Work instructions | Provide the data again in its entirety, exactly as given.

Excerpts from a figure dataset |

◇ ◇ ◇ ◇ ◇ ◇ ◇

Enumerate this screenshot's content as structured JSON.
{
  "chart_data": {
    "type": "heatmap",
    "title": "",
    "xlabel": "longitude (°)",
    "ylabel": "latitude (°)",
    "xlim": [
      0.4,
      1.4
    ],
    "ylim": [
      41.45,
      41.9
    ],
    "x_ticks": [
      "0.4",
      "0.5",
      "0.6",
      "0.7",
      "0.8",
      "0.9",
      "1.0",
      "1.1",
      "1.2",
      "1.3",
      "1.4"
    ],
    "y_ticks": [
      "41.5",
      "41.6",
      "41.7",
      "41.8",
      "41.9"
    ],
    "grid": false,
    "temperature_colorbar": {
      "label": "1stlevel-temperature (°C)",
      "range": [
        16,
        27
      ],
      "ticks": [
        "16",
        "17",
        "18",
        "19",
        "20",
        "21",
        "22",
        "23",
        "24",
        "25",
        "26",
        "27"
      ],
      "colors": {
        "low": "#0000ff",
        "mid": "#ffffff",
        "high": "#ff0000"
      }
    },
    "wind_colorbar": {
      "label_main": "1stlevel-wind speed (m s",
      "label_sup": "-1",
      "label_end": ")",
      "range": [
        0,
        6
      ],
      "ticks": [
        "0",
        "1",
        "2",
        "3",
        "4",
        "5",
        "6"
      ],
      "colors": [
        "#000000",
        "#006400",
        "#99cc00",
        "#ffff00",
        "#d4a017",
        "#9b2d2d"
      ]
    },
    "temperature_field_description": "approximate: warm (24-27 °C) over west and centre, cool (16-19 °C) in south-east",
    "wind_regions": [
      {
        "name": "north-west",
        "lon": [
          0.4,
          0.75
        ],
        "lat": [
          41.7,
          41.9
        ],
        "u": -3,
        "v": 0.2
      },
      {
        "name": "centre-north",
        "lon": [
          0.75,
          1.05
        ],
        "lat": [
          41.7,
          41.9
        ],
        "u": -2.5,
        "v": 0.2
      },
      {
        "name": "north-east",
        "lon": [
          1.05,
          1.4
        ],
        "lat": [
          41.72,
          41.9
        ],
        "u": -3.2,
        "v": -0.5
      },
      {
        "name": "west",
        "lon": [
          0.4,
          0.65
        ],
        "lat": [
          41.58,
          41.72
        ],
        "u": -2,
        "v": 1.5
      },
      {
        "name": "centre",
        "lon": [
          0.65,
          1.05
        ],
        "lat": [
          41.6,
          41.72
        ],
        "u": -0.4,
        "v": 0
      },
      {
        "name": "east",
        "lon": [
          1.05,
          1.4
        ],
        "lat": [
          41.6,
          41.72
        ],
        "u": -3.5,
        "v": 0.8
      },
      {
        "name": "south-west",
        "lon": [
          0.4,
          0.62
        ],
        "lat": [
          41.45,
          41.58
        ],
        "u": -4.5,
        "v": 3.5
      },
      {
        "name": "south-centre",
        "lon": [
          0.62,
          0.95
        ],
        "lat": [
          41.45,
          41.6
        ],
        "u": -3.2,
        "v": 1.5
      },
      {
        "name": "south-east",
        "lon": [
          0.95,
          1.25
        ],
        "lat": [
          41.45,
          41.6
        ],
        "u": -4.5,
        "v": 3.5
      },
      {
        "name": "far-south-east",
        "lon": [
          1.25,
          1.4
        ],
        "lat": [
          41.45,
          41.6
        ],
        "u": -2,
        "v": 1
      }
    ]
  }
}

◇ ◇ ◇ ◇ ◇ ◇ ◇

Reply to the task |
Enumerate this screenshot's content as structured JSON.
{
  "chart_data": {
    "type": "heatmap",
    "title": "",
    "xlabel": "longitude (°)",
    "ylabel": "latitude (°)",
    "xlim": [
      0.4,
      1.4
    ],
    "ylim": [
      41.45,
      41.9
    ],
    "x_ticks": [
      "0.4",
      "0.5",
      "0.6",
      "0.7",
      "0.8",
      "0.9",
      "1.0",
      "1.1",
      "1.2",
      "1.3",
      "1.4"
    ],
    "y_ticks": [
      "41.5",
      "41.6",
      "41.7",
      "41.8",
      "41.9"
    ],
    "grid": false,
    "temperature_colorbar": {
      "label": "1stlevel-temperature (°C)",
      "range": [
        16,
        27
      ],
      "ticks": [
        "16",
        "17",
        "18",
        "19",
        "20",
        "21",
        "22",
        "23",
        "24",
        "25",
        "26",
        "27"
      ],
      "colors": {
        "low": "#0000ff",
        "mid": "#ffffff",
        "high": "#ff0000"
      }
    },
    "wind_colorbar": {
      "label_main": "1stlevel-wind speed (m s",
      "label_sup": "-1",
      "label_end": ")",
      "range": [
        0,
        6
      ],
      "ticks": [
        "0",
        "1",
        "2",
        "3",
        "4",
        "5",
        "6"
      ],
      "colors": [
        "#000000",
        "#006400",
        "#99cc00",
        "#ffff00",
        "#d4a017",
        "#9b2d2d"
      ]
    },
    "temperature_field_description": "approximate: warm (24-27 °C) over west and centre, cool (16-19 °C) in south-east",
    "wind_regions": [
      {
        "name": "north-west",
        "lon": [
          0.4,
          0.75
        ],
        "lat": [
          41.7,
          41.9
        ],
        "u": -3,
        "v": 0.2
      },
      {
        "name": "centre-north",
        "lon": [
          0.75,
          1.05
        ],
        "lat": [
          41.7,
          41.9
        ],
        "u": -2.5,
        "v": 0.2
      },
      {
        "name": "north-east",
        "lon": [
          1.05,
          1.4
        ],
        "lat": [
          41.72,
          41.9
        ],
        "u": -3.2,
        "v": -0.5
      },
      {
        "name": "west",
        "lon": [
          0.4,
          0.65
        ],
        "lat": [
          41.58,
          41.72
        ],
        "u": -2,
        "v": 1.5
      },
      {
        "name": "centre",
        "lon": [
          0.65,
          1.05
        ],
        "lat": [
          41.6,
          41.72
        ],
        "u": -0.4,
        "v": 0
      },
      {
        "name": "east",
        "lon": [
          1.05,
          1.4
        ],
        "lat": [
          41.6,
          41.72
        ],
        "u": -3.5,
        "v": 0.8
      },
      {
        "name": "south-west",
        "lon": [
          0.4,
          0.62
        ],
        "lat": [
          41.45,
          41.58
        ],
        "u": -4.5,
        "v": 3.5
      },
      {
        "name": "south-centre",
        "lon": [
          0.62,
          0.95
        ],
        "lat": [
          41.45,
          41.6
        ],
        "u": -3.2,
        "v": 1.5
      },
      {
        "name": "south-east",
        "lon": [
          0.95,
          1.25
        ],
        "lat": [
          41.45,
          41.6
        ],
        "u": -4.5,
        "v": 3.5
      },
      {
        "name": "far-south-east",
        "lon": [
          1.25,
          1.4
        ],
        "lat": [
          41.45,
          41.6
        ],
        "u": -2,
        "v": 1
      }
    ]
  }
}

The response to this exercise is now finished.